* **Source records**
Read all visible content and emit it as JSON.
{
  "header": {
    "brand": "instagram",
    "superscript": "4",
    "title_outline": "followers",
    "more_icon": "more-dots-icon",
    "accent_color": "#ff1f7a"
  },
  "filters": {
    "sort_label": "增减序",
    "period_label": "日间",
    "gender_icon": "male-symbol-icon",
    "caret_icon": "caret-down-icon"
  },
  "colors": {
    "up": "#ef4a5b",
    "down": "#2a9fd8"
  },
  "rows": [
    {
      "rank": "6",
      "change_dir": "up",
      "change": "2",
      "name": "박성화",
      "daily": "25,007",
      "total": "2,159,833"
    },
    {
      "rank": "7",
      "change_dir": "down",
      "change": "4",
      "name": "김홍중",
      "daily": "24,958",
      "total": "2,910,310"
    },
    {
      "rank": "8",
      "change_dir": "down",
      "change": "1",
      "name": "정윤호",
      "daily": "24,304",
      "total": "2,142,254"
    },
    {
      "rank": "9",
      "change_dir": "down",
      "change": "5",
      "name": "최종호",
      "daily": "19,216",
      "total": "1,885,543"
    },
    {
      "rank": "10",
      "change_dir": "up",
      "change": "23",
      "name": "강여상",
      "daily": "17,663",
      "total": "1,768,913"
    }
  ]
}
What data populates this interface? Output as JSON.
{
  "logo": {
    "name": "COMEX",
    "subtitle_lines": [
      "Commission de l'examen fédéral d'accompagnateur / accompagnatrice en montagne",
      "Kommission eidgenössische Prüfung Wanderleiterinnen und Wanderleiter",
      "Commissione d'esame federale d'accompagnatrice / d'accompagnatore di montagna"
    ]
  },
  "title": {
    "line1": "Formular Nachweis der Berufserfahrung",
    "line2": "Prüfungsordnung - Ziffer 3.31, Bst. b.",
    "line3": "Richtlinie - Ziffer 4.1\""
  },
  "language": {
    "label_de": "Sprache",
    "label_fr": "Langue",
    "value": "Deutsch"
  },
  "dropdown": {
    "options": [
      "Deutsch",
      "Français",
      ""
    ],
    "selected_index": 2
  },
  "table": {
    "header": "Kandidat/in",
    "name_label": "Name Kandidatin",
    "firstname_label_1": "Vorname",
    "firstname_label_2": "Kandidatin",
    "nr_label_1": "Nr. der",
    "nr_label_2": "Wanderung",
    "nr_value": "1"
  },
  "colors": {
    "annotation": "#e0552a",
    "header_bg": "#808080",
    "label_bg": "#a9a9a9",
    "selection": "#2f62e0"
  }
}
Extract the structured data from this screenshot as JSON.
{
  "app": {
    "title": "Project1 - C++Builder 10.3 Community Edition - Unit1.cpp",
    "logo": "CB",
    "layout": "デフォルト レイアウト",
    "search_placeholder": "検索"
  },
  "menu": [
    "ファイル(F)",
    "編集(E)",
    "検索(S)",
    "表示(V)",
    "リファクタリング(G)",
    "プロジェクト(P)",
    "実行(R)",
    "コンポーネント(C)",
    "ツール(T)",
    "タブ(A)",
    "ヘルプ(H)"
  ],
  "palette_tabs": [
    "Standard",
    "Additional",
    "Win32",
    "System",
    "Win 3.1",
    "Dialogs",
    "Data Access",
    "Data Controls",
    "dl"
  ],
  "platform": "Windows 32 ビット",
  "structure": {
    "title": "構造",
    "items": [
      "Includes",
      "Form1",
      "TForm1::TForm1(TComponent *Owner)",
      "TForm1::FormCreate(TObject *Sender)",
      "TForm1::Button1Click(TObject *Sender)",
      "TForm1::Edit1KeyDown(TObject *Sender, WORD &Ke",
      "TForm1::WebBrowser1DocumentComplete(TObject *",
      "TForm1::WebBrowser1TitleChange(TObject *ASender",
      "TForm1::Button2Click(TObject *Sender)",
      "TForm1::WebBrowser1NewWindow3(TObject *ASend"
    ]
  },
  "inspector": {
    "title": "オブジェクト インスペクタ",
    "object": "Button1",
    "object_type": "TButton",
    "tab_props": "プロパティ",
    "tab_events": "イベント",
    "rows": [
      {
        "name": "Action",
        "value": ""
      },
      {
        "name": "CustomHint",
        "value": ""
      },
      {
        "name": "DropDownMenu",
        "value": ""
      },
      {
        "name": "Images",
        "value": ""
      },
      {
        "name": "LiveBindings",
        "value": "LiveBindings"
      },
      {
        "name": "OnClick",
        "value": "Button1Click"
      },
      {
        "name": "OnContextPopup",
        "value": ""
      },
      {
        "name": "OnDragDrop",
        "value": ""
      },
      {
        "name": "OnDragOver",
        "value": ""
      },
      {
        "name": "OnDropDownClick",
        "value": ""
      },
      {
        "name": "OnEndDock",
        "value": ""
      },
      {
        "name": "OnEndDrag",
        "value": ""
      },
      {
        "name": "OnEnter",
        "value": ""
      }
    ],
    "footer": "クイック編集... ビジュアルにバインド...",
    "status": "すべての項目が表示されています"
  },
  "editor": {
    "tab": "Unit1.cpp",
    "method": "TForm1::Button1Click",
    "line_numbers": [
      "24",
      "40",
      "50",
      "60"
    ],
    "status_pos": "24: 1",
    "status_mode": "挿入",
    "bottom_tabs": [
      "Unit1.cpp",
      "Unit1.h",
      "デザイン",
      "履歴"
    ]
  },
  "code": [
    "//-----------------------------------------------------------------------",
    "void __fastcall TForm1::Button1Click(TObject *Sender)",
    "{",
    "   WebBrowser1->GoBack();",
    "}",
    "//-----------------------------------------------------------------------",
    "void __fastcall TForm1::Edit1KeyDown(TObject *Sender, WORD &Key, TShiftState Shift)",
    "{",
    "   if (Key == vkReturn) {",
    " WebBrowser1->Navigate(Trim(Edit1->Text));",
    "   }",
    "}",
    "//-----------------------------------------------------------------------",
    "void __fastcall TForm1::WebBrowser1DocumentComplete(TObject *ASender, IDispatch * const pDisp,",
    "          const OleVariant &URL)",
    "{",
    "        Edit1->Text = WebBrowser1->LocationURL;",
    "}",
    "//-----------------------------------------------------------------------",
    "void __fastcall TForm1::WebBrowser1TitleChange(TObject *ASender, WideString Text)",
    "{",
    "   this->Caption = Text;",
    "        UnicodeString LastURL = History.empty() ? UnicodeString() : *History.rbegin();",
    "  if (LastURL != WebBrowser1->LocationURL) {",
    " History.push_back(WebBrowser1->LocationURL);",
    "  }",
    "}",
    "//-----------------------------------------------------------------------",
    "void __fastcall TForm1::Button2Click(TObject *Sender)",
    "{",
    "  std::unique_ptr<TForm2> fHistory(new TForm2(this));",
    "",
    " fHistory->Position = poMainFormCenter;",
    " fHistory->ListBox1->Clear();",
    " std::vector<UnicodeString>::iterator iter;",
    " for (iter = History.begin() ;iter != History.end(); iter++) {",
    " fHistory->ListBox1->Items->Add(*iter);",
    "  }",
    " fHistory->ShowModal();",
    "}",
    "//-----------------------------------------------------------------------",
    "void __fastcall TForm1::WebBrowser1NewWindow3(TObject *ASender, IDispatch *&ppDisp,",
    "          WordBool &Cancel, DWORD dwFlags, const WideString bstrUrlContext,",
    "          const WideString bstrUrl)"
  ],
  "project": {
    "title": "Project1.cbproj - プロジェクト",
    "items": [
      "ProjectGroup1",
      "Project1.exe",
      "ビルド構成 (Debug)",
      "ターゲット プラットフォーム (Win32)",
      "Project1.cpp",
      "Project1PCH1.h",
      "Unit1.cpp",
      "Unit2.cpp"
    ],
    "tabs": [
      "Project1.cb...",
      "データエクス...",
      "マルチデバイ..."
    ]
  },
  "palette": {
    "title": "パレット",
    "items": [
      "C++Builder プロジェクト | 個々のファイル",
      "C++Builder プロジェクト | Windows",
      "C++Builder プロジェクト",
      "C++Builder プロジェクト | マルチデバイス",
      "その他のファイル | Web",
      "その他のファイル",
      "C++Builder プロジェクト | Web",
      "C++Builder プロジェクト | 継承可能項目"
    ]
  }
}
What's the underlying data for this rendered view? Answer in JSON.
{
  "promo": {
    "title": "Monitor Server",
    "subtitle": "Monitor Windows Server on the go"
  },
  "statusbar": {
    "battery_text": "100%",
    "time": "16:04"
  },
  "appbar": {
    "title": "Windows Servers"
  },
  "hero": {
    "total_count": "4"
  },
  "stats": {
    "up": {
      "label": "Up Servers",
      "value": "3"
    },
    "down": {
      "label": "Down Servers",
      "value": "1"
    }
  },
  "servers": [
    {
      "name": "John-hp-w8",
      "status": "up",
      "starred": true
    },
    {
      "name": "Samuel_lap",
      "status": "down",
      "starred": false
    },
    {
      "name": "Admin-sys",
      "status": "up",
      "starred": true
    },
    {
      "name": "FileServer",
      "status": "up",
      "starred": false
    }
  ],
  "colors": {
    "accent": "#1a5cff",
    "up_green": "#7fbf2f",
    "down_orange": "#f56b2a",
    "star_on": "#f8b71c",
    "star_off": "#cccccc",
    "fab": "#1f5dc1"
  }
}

* **Set task**
Scan the material above. Copy each line that holds the word "ASender".

* **Exercise solution**
      "TForm1::WebBrowser1TitleChange(TObject *ASender",
    "void __fastcall TForm1::WebBrowser1DocumentComplete(TObject *ASender, IDispatch * const pDisp,",
    "void __fastcall TForm1::WebBrowser1TitleChange(TObject *ASender, WideString Text)",
    "void __fastcall TForm1::WebBrowser1NewWindow3(TObject *ASender, IDispatch *&ppDisp,",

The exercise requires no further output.